== SELECTED TEXT ==
************
Thursday, October 28, 2010
Wednesday, October 6, 2010
Failure Driven Development
I'm back in the dev chair at the moment - as opposed the chair that directs devs. Time & again, I reminded of how test-driven development is a wonderful philosophy becaue of what it gives you in terms of direction & scope, & also the artefacts left behind in terms of regression testing. I could not sing the praises enough, & have tried in vain to get devs to comprehend the sheer delight of discovering that example code, proven software, & a general plan are just 'there' for everyone if you do things the right way. Obviously, you have to embrace the vision, because simply following the formula is not enough - you gain no insight, you gain no value.
The reason why test driven development should work for a conscientious dev is that a test is written to fail, & it is the challenge set for the dev to make it not fail. Devs like challenges - I know I do. Failure is not a bad thing. We have to learn from our mistakes, & extreme programming, where test first is a pillar, says that courage is needed to accept 'mistakes', share them, deal with them, & move on.
If a failing test is a 'mistake' - the software doesn't do what is needed, even if it is a new requirement - then you definitely need to discuss it, not bury it. You need to communicate as a team why the software doesn't already fulfill that requirement, & how it will be changed to do so. This makes perfect sense. This is the design phase of any new work. It is the same when the software 'should' have been able to perform the function, but somehow doesn't - a bug. There is no difference in the approach in those two cases. Neither should be hidden, both should be discussed before attempting the corrective work.
If we think calmly about the design phase in this way, then the next stage is thinking calmly about the coding phase in the same way. When approaching the problem of "I need to add this new piece of functionality", most devs follow the white rabbit down the hole with a series of speculative phrases like "to do that, then this needs to happen, which means ..." until they disappear up their own cavity.
Pretty soon, you've got half the code in transit trying to make it all work up & down the line of changes. If, instead, you take a failure-driven approach to development, then the first thing you do is the new function's interface - the requirement is to display a widget, so I'll assume it's there & just display it. To display a widget, I call on the widget's display method, because that's how widgets work. Oh. No widget, no display method. My current UI doesn't work, but it would if I had a widget with a display method.
Stop right there. Make the UI call the widget's display method. It will work once the widget has been developed - even in stub. For that matter, it will work right now with a mock object. You can test the UI. That's just like test-driven development. You can complete the UI as you define the widget. When the UI 'works', you move on to the widget.
************
== MATERIAL ==
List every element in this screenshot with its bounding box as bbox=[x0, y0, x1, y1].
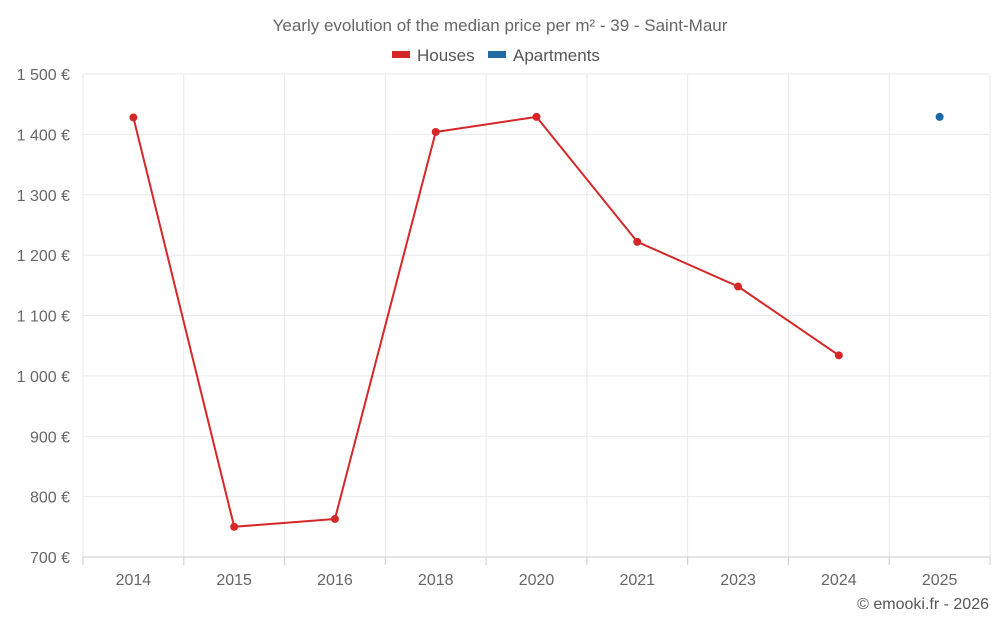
************
== TO BE DONE ==
**1.** In the post on failure-driven development, what does extreme programming say is needed to accept mistakes, share them, deal with them and move on?
**2.** Carry on the post about failure-driven development from its final sentence.

== ANSWERS PER TASK ==
**1.** Courage.

**2.**
Learn to love your IDE. I've been a big fan of Eclipse for years & feel sorry about the demise of NetBeans (sorry, been too long since I used IntelliJ). The important thing is that these IDEs are getting powerful enough to help you develop code (not software) because the people who develop the IDE are the same kind of people who use them.
If you sit at your UI class & type in "widget.display()", then the IDE will tell you that the class doesn't exist - & will help you create it - & that the method doesn't exist - & will help you add it - without leaving the UI class unnecessarily. Those compile failures are beautiful things that allow you to code up quickly. Don't be afraid of creating compile errors just to see where things go wrong. Don't try to keep all of the impacts of your changes in your head. Don't start at the lowest level & forget how the UI was going to use the widget in the first place.
Embrace change. Be driven by 'failure' to complete the functionality intended, not just write the code you expect to write. Test. Test first. Love the tests. Make them fail, so that they become better & more useful.
Never comment out a test. Never make test code that only checked what you were developing at one point in time - either that code is useful enough to be a part of regression, or else it should never have been written because it wasted time best spent writing a real test.
Failure is good. It makes us grow & be better at what we do. It helps us to learn. It also makes it easier next time to avoid the same pitfalls. Recognise the signs of impending failure & either deal with them directly (mitigate), or take the hit & deal with the failure afterwards. In the end, it doesn't matter, as long as you don't bury failures.
If this post has missed its mark, then I will have learned more than if I had never written it.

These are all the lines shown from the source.